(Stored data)
(begin)

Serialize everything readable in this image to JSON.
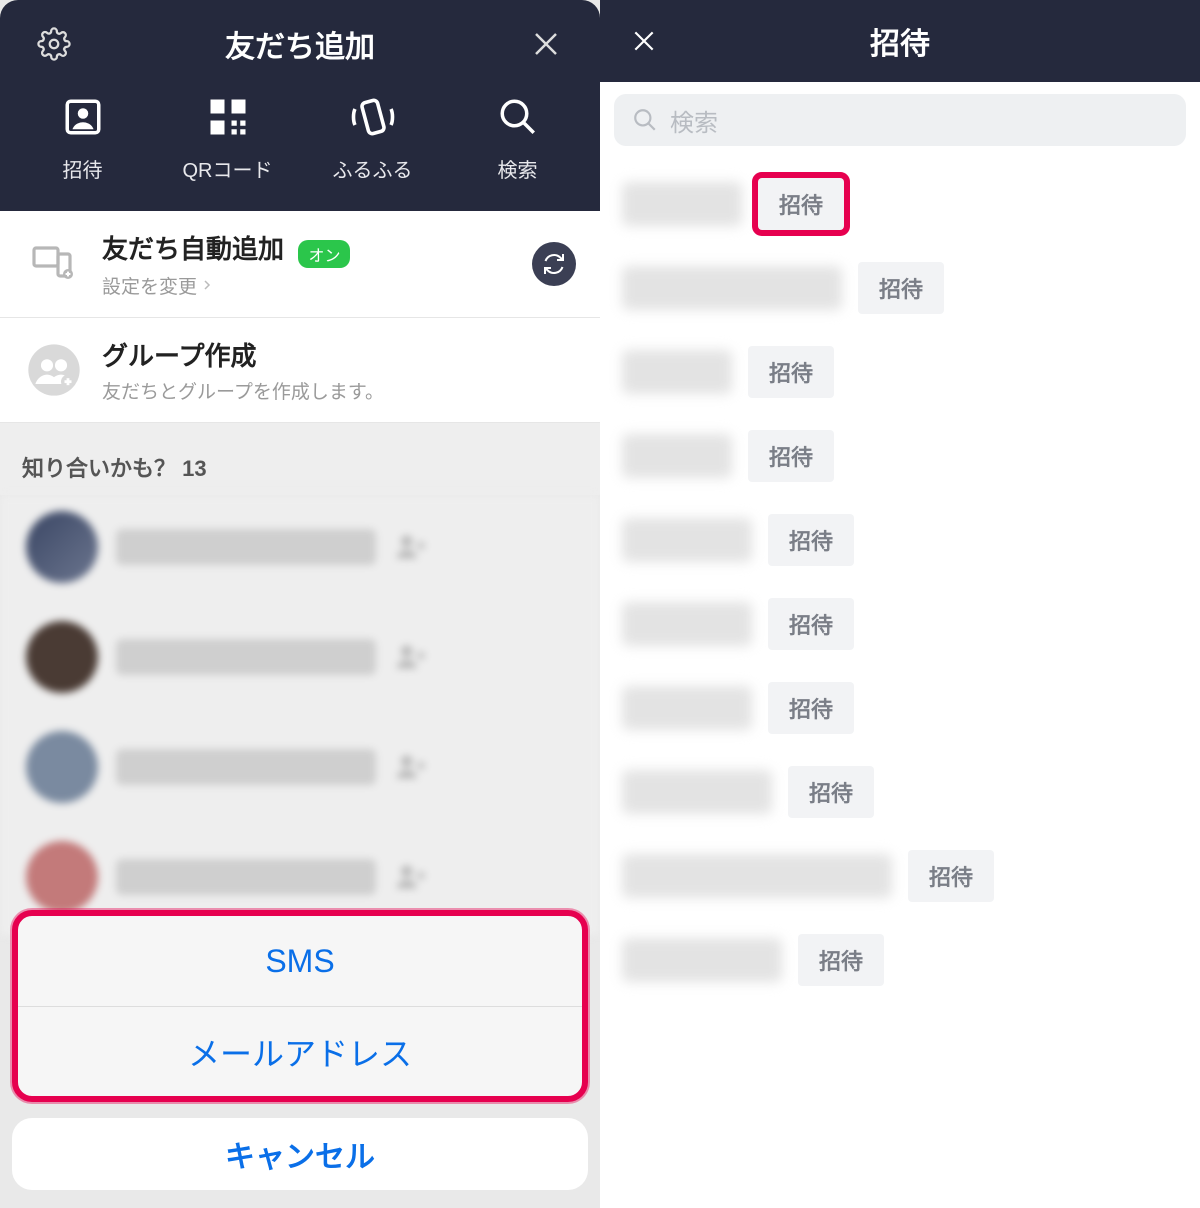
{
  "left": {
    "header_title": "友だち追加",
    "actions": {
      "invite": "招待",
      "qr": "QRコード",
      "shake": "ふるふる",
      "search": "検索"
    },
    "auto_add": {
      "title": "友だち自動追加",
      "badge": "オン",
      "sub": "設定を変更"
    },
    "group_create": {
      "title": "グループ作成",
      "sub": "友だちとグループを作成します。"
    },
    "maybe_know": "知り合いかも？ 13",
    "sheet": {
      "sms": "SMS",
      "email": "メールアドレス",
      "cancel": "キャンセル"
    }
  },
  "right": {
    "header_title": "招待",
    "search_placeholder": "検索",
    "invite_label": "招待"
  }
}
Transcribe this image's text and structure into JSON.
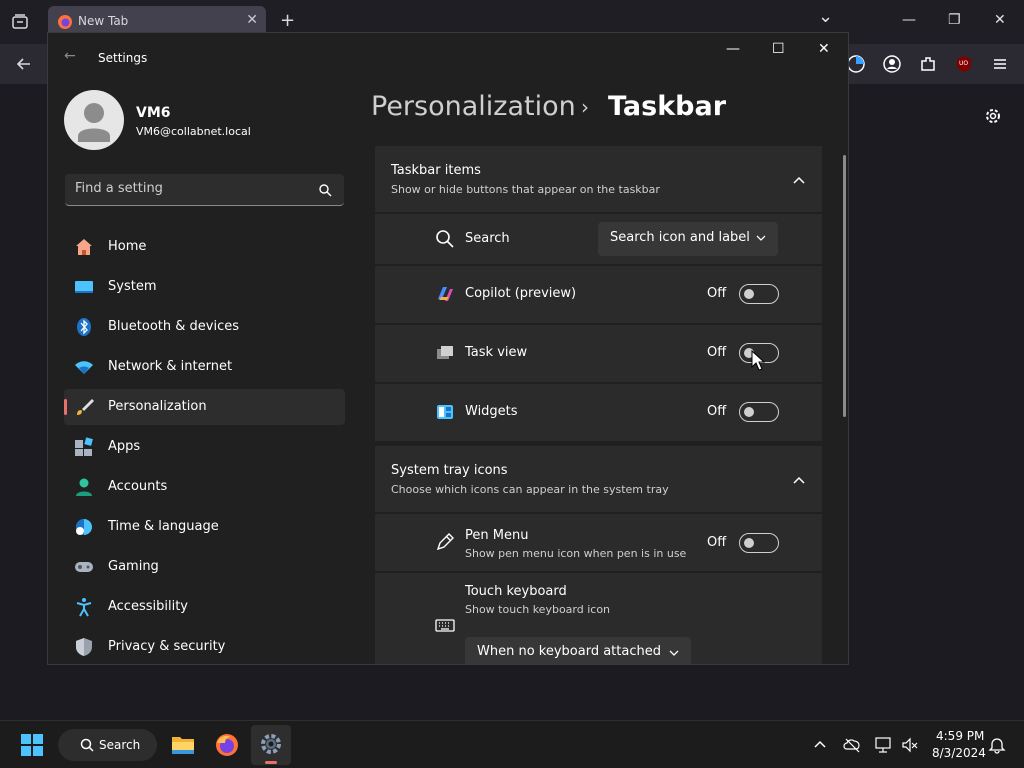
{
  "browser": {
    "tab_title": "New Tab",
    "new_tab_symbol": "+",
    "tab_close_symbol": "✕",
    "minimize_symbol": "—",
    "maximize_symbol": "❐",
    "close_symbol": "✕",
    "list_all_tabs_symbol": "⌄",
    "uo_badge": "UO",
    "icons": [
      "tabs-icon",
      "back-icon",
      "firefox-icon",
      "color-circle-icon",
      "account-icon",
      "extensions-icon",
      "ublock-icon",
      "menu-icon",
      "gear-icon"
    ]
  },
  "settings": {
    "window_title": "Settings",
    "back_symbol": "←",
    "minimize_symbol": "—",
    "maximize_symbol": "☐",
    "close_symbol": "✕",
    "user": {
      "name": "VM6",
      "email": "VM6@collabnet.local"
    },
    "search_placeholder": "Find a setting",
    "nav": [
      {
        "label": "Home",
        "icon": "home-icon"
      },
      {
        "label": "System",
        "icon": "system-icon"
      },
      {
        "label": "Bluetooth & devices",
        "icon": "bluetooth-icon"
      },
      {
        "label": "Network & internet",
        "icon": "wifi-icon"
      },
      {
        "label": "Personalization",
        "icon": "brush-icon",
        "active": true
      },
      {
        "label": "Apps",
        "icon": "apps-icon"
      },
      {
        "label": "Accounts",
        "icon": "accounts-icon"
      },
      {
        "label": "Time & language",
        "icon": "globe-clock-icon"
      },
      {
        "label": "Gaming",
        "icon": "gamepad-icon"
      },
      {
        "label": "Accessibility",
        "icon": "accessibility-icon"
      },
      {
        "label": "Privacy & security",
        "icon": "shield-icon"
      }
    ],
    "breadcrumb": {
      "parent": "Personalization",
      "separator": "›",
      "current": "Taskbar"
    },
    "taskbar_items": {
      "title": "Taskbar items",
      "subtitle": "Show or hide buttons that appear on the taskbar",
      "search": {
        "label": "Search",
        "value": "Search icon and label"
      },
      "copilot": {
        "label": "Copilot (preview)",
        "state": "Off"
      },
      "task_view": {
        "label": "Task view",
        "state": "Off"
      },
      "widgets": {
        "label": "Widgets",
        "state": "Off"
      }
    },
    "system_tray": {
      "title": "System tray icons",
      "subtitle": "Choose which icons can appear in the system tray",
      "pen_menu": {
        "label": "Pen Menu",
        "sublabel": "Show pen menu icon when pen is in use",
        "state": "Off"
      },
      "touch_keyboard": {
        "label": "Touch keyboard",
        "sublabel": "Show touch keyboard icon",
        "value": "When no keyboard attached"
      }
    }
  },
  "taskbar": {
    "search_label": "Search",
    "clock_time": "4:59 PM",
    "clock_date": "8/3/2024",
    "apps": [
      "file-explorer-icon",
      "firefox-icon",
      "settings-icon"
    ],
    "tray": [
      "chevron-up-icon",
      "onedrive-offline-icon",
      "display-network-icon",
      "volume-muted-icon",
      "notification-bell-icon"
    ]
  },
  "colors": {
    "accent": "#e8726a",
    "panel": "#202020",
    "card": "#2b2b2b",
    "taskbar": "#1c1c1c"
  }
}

(end)

▶ [Exercise task]: Retype each record exactly as it stands, but do not include the pictures.

▶ [Result of the exercise]:
Serialize everything readable in this image to JSON.
{
  "left": {
    "header_title": "友だち追加",
    "actions": {
      "invite": "招待",
      "qr": "QRコード",
      "shake": "ふるふる",
      "search": "検索"
    },
    "auto_add": {
      "title": "友だち自動追加",
      "badge": "オン",
      "sub": "設定を変更"
    },
    "group_create": {
      "title": "グループ作成",
      "sub": "友だちとグループを作成します。"
    },
    "maybe_know": "知り合いかも？ 13",
    "sheet": {
      "sms": "SMS",
      "email": "メールアドレス",
      "cancel": "キャンセル"
    }
  },
  "right": {
    "header_title": "招待",
    "search_placeholder": "検索",
    "invite_label": "招待"
  }
}
Transcribe this image's text and structure into JSON.
{
  "browser": {
    "tab_title": "New Tab",
    "new_tab_symbol": "+",
    "tab_close_symbol": "✕",
    "minimize_symbol": "—",
    "maximize_symbol": "❐",
    "close_symbol": "✕",
    "list_all_tabs_symbol": "⌄",
    "uo_badge": "UO",
    "icons": [
      "tabs-icon",
      "back-icon",
      "firefox-icon",
      "color-circle-icon",
      "account-icon",
      "extensions-icon",
      "ublock-icon",
      "menu-icon",
      "gear-icon"
    ]
  },
  "settings": {
    "window_title": "Settings",
    "back_symbol": "←",
    "minimize_symbol": "—",
    "maximize_symbol": "☐",
    "close_symbol": "✕",
    "user": {
      "name": "VM6",
      "email": "VM6@collabnet.local"
    },
    "search_placeholder": "Find a setting",
    "nav": [
      {
        "label": "Home",
        "icon": "home-icon"
      },
      {
        "label": "System",
        "icon": "system-icon"
      },
      {
        "label": "Bluetooth & devices",
        "icon": "bluetooth-icon"
      },
      {
        "label": "Network & internet",
        "icon": "wifi-icon"
      },
      {
        "label": "Personalization",
        "icon": "brush-icon",
        "active": true
      },
      {
        "label": "Apps",
        "icon": "apps-icon"
      },
      {
        "label": "Accounts",
        "icon": "accounts-icon"
      },
      {
        "label": "Time & language",
        "icon": "globe-clock-icon"
      },
      {
        "label": "Gaming",
        "icon": "gamepad-icon"
      },
      {
        "label": "Accessibility",
        "icon": "accessibility-icon"
      },
      {
        "label": "Privacy & security",
        "icon": "shield-icon"
      }
    ],
    "breadcrumb": {
      "parent": "Personalization",
      "separator": "›",
      "current": "Taskbar"
    },
    "taskbar_items": {
      "title": "Taskbar items",
      "subtitle": "Show or hide buttons that appear on the taskbar",
      "search": {
        "label": "Search",
        "value": "Search icon and label"
      },
      "copilot": {
        "label": "Copilot (preview)",
        "state": "Off"
      },
      "task_view": {
        "label": "Task view",
        "state": "Off"
      },
      "widgets": {
        "label": "Widgets",
        "state": "Off"
      }
    },
    "system_tray": {
      "title": "System tray icons",
      "subtitle": "Choose which icons can appear in the system tray",
      "pen_menu": {
        "label": "Pen Menu",
        "sublabel": "Show pen menu icon when pen is in use",
        "state": "Off"
      },
      "touch_keyboard": {
        "label": "Touch keyboard",
        "sublabel": "Show touch keyboard icon",
        "value": "When no keyboard attached"
      }
    }
  },
  "taskbar": {
    "search_label": "Search",
    "clock_time": "4:59 PM",
    "clock_date": "8/3/2024",
    "apps": [
      "file-explorer-icon",
      "firefox-icon",
      "settings-icon"
    ],
    "tray": [
      "chevron-up-icon",
      "onedrive-offline-icon",
      "display-network-icon",
      "volume-muted-icon",
      "notification-bell-icon"
    ]
  },
  "colors": {
    "accent": "#e8726a",
    "panel": "#202020",
    "card": "#2b2b2b",
    "taskbar": "#1c1c1c"
  }
}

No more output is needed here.